Problem description: The data below must be copied in full and without any change.

[Start Records for processing]

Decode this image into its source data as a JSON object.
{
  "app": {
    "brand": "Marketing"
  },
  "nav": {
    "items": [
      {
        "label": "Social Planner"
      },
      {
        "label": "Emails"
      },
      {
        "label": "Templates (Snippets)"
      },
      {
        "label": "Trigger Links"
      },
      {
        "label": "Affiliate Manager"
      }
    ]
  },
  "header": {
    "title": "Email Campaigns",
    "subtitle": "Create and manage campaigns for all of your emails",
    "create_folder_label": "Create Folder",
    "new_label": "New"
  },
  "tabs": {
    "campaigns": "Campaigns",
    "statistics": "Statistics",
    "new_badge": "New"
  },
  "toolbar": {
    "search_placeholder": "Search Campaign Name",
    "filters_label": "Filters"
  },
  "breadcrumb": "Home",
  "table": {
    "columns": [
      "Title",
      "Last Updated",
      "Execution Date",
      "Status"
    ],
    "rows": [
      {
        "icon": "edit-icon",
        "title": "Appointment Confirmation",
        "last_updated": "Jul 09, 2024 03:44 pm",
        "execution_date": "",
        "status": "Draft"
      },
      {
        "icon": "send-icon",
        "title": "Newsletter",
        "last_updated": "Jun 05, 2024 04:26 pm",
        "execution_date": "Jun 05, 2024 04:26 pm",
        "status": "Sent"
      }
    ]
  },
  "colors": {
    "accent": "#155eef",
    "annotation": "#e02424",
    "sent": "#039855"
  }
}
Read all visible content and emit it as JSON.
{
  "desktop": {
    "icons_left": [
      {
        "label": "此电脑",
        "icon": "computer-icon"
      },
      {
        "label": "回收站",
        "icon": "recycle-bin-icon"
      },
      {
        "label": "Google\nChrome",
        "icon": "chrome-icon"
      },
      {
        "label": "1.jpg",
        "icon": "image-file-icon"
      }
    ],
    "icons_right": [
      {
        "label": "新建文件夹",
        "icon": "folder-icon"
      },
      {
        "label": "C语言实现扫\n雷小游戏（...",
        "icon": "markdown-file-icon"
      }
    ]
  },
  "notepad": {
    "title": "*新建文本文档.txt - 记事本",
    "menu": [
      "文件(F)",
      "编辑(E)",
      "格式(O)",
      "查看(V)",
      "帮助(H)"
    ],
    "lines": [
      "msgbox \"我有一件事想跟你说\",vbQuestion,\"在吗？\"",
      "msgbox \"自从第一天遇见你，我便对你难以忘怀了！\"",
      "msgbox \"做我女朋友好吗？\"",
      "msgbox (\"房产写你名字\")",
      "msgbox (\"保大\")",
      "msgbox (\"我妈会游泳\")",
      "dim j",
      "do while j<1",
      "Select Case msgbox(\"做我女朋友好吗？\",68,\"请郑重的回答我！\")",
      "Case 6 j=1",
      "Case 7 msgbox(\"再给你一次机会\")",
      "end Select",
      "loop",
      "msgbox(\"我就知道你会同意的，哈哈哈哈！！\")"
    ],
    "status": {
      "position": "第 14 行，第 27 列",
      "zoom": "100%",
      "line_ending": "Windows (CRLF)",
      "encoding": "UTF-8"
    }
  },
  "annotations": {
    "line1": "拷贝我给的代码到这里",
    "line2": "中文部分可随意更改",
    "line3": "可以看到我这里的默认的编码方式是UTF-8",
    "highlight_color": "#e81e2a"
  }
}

[End Records for processing]

Result of the exercise:
Decode this image into its source data as a JSON object.
{
  "app": {
    "brand": "Marketing"
  },
  "nav": {
    "items": [
      {
        "label": "Social Planner"
      },
      {
        "label": "Emails"
      },
      {
        "label": "Templates (Snippets)"
      },
      {
        "label": "Trigger Links"
      },
      {
        "label": "Affiliate Manager"
      }
    ]
  },
  "header": {
    "title": "Email Campaigns",
    "subtitle": "Create and manage campaigns for all of your emails",
    "create_folder_label": "Create Folder",
    "new_label": "New"
  },
  "tabs": {
    "campaigns": "Campaigns",
    "statistics": "Statistics",
    "new_badge": "New"
  },
  "toolbar": {
    "search_placeholder": "Search Campaign Name",
    "filters_label": "Filters"
  },
  "breadcrumb": "Home",
  "table": {
    "columns": [
      "Title",
      "Last Updated",
      "Execution Date",
      "Status"
    ],
    "rows": [
      {
        "icon": "edit-icon",
        "title": "Appointment Confirmation",
        "last_updated": "Jul 09, 2024 03:44 pm",
        "execution_date": "",
        "status": "Draft"
      },
      {
        "icon": "send-icon",
        "title": "Newsletter",
        "last_updated": "Jun 05, 2024 04:26 pm",
        "execution_date": "Jun 05, 2024 04:26 pm",
        "status": "Sent"
      }
    ]
  },
  "colors": {
    "accent": "#155eef",
    "annotation": "#e02424",
    "sent": "#039855"
  }
}
Read all visible content and emit it as JSON.
{
  "desktop": {
    "icons_left": [
      {
        "label": "此电脑",
        "icon": "computer-icon"
      },
      {
        "label": "回收站",
        "icon": "recycle-bin-icon"
      },
      {
        "label": "Google\nChrome",
        "icon": "chrome-icon"
      },
      {
        "label": "1.jpg",
        "icon": "image-file-icon"
      }
    ],
    "icons_right": [
      {
        "label": "新建文件夹",
        "icon": "folder-icon"
      },
      {
        "label": "C语言实现扫\n雷小游戏（...",
        "icon": "markdown-file-icon"
      }
    ]
  },
  "notepad": {
    "title": "*新建文本文档.txt - 记事本",
    "menu": [
      "文件(F)",
      "编辑(E)",
      "格式(O)",
      "查看(V)",
      "帮助(H)"
    ],
    "lines": [
      "msgbox \"我有一件事想跟你说\",vbQuestion,\"在吗？\"",
      "msgbox \"自从第一天遇见你，我便对你难以忘怀了！\"",
      "msgbox \"做我女朋友好吗？\"",
      "msgbox (\"房产写你名字\")",
      "msgbox (\"保大\")",
      "msgbox (\"我妈会游泳\")",
      "dim j",
      "do while j<1",
      "Select Case msgbox(\"做我女朋友好吗？\",68,\"请郑重的回答我！\")",
      "Case 6 j=1",
      "Case 7 msgbox(\"再给你一次机会\")",
      "end Select",
      "loop",
      "msgbox(\"我就知道你会同意的，哈哈哈哈！！\")"
    ],
    "status": {
      "position": "第 14 行，第 27 列",
      "zoom": "100%",
      "line_ending": "Windows (CRLF)",
      "encoding": "UTF-8"
    }
  },
  "annotations": {
    "line1": "拷贝我给的代码到这里",
    "line2": "中文部分可随意更改",
    "line3": "可以看到我这里的默认的编码方式是UTF-8",
    "highlight_color": "#e81e2a"
  }
}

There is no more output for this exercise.